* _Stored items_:
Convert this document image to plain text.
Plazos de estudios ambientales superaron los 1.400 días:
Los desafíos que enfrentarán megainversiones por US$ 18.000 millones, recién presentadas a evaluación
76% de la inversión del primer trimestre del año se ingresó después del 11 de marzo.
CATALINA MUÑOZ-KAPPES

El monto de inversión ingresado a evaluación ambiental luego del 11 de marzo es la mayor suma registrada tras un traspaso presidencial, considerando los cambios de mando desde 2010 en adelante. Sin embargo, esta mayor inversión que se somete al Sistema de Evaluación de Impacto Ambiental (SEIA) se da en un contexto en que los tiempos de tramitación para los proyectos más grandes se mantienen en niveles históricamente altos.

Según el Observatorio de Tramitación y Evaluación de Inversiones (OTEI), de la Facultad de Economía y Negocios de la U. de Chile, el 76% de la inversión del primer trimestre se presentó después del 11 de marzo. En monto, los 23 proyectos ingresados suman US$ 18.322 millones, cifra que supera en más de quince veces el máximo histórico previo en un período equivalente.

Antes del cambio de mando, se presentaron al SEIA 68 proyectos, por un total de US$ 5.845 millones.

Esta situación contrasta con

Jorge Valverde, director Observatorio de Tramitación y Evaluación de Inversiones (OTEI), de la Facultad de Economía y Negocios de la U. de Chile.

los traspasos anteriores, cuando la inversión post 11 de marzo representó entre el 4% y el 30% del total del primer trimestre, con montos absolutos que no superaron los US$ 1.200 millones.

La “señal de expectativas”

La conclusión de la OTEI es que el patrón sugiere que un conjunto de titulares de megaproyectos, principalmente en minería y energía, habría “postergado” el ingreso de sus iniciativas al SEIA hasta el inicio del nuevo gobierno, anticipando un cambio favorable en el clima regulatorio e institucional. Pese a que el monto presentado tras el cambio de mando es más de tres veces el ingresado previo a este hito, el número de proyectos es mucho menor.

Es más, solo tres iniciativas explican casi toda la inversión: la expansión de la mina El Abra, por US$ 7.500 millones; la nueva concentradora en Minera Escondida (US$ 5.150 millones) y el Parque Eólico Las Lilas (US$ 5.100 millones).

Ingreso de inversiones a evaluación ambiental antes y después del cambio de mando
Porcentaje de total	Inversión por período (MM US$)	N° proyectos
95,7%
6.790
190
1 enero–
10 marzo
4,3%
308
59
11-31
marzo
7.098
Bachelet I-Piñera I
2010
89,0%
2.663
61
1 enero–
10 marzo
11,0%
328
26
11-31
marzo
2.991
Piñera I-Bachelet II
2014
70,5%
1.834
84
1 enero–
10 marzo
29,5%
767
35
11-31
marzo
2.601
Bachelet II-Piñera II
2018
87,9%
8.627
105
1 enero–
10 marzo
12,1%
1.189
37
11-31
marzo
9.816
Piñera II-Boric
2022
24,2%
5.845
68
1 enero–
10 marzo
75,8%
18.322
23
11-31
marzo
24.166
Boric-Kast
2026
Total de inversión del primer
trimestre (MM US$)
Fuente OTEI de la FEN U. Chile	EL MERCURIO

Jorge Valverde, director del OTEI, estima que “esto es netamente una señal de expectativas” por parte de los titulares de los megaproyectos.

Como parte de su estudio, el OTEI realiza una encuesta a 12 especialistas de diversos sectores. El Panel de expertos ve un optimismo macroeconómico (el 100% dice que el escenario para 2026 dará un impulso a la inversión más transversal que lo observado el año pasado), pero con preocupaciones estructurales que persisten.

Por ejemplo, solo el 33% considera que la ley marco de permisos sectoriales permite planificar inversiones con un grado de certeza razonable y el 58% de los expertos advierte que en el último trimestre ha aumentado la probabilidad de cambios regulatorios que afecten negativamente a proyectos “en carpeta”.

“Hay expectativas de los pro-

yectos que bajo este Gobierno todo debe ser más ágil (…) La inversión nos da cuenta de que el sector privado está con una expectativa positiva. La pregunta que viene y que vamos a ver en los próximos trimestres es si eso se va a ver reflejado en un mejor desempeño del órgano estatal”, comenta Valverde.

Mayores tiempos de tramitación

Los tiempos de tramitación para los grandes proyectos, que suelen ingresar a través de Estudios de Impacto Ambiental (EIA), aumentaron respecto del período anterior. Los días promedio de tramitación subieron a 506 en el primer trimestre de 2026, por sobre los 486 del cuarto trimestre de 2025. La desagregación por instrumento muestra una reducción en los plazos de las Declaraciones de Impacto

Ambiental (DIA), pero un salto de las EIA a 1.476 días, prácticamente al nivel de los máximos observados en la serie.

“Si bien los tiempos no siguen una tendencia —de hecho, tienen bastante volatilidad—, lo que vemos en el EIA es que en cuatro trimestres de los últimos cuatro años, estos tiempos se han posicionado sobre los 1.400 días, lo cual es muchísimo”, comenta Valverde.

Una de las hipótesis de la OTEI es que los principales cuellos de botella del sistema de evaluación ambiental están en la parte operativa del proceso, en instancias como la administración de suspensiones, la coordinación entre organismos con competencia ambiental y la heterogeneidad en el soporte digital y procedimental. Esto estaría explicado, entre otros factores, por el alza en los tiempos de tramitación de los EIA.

* _What to work on_:
Retype all the material above precisely, with no line left out.

* _Answer to this problem_:
Convert this document image to plain text.
Plazos de estudios ambientales superaron los 1.400 días:
Los desafíos que enfrentarán megainversiones por US$ 18.000 millones, recién presentadas a evaluación
76% de la inversión del primer trimestre del año se ingresó después del 11 de marzo.
CATALINA MUÑOZ-KAPPES

El monto de inversión ingresado a evaluación ambiental luego del 11 de marzo es la mayor suma registrada tras un traspaso presidencial, considerando los cambios de mando desde 2010 en adelante. Sin embargo, esta mayor inversión que se somete al Sistema de Evaluación de Impacto Ambiental (SEIA) se da en un contexto en que los tiempos de tramitación para los proyectos más grandes se mantienen en niveles históricamente altos.

Según el Observatorio de Tramitación y Evaluación de Inversiones (OTEI), de la Facultad de Economía y Negocios de la U. de Chile, el 76% de la inversión del primer trimestre se presentó después del 11 de marzo. En monto, los 23 proyectos ingresados suman US$ 18.322 millones, cifra que supera en más de quince veces el máximo histórico previo en un período equivalente.

Antes del cambio de mando, se presentaron al SEIA 68 proyectos, por un total de US$ 5.845 millones.

Esta situación contrasta con

Jorge Valverde, director Observatorio de Tramitación y Evaluación de Inversiones (OTEI), de la Facultad de Economía y Negocios de la U. de Chile.

los traspasos anteriores, cuando la inversión post 11 de marzo representó entre el 4% y el 30% del total del primer trimestre, con montos absolutos que no superaron los US$ 1.200 millones.

La “señal de expectativas”

La conclusión de la OTEI es que el patrón sugiere que un conjunto de titulares de megaproyectos, principalmente en minería y energía, habría “postergado” el ingreso de sus iniciativas al SEIA hasta el inicio del nuevo gobierno, anticipando un cambio favorable en el clima regulatorio e institucional. Pese a que el monto presentado tras el cambio de mando es más de tres veces el ingresado previo a este hito, el número de proyectos es mucho menor.

Es más, solo tres iniciativas explican casi toda la inversión: la expansión de la mina El Abra, por US$ 7.500 millones; la nueva concentradora en Minera Escondida (US$ 5.150 millones) y el Parque Eólico Las Lilas (US$ 5.100 millones).

Ingreso de inversiones a evaluación ambiental antes y después del cambio de mando
Porcentaje de total	Inversión por período (MM US$)	N° proyectos
95,7%
6.790
190
1 enero–
10 marzo
4,3%
308
59
11-31
marzo
7.098
Bachelet I-Piñera I
2010
89,0%
2.663
61
1 enero–
10 marzo
11,0%
328
26
11-31
marzo
2.991
Piñera I-Bachelet II
2014
70,5%
1.834
84
1 enero–
10 marzo
29,5%
767
35
11-31
marzo
2.601
Bachelet II-Piñera II
2018
87,9%
8.627
105
1 enero–
10 marzo
12,1%
1.189
37
11-31
marzo
9.816
Piñera II-Boric
2022
24,2%
5.845
68
1 enero–
10 marzo
75,8%
18.322
23
11-31
marzo
24.166
Boric-Kast
2026
Total de inversión del primer
trimestre (MM US$)
Fuente OTEI de la FEN U. Chile	EL MERCURIO

Jorge Valverde, director del OTEI, estima que “esto es netamente una señal de expectativas” por parte de los titulares de los megaproyectos.

Como parte de su estudio, el OTEI realiza una encuesta a 12 especialistas de diversos sectores. El Panel de expertos ve un optimismo macroeconómico (el 100% dice que el escenario para 2026 dará un impulso a la inversión más transversal que lo observado el año pasado), pero con preocupaciones estructurales que persisten.

Por ejemplo, solo el 33% considera que la ley marco de permisos sectoriales permite planificar inversiones con un grado de certeza razonable y el 58% de los expertos advierte que en el último trimestre ha aumentado la probabilidad de cambios regulatorios que afecten negativamente a proyectos “en carpeta”.

“Hay expectativas de los pro-

yectos que bajo este Gobierno todo debe ser más ágil (…) La inversión nos da cuenta de que el sector privado está con una expectativa positiva. La pregunta que viene y que vamos a ver en los próximos trimestres es si eso se va a ver reflejado en un mejor desempeño del órgano estatal”, comenta Valverde.

Mayores tiempos de tramitación

Los tiempos de tramitación para los grandes proyectos, que suelen ingresar a través de Estudios de Impacto Ambiental (EIA), aumentaron respecto del período anterior. Los días promedio de tramitación subieron a 506 en el primer trimestre de 2026, por sobre los 486 del cuarto trimestre de 2025. La desagregación por instrumento muestra una reducción en los plazos de las Declaraciones de Impacto

Ambiental (DIA), pero un salto de las EIA a 1.476 días, prácticamente al nivel de los máximos observados en la serie.

“Si bien los tiempos no siguen una tendencia —de hecho, tienen bastante volatilidad—, lo que vemos en el EIA es que en cuatro trimestres de los últimos cuatro años, estos tiempos se han posicionado sobre los 1.400 días, lo cual es muchísimo”, comenta Valverde.

Una de las hipótesis de la OTEI es que los principales cuellos de botella del sistema de evaluación ambiental están en la parte operativa del proceso, en instancias como la administración de suspensiones, la coordinación entre organismos con competencia ambiental y la heterogeneidad en el soporte digital y procedimental. Esto estaría explicado, entre otros factores, por el alza en los tiempos de tramitación de los EIA.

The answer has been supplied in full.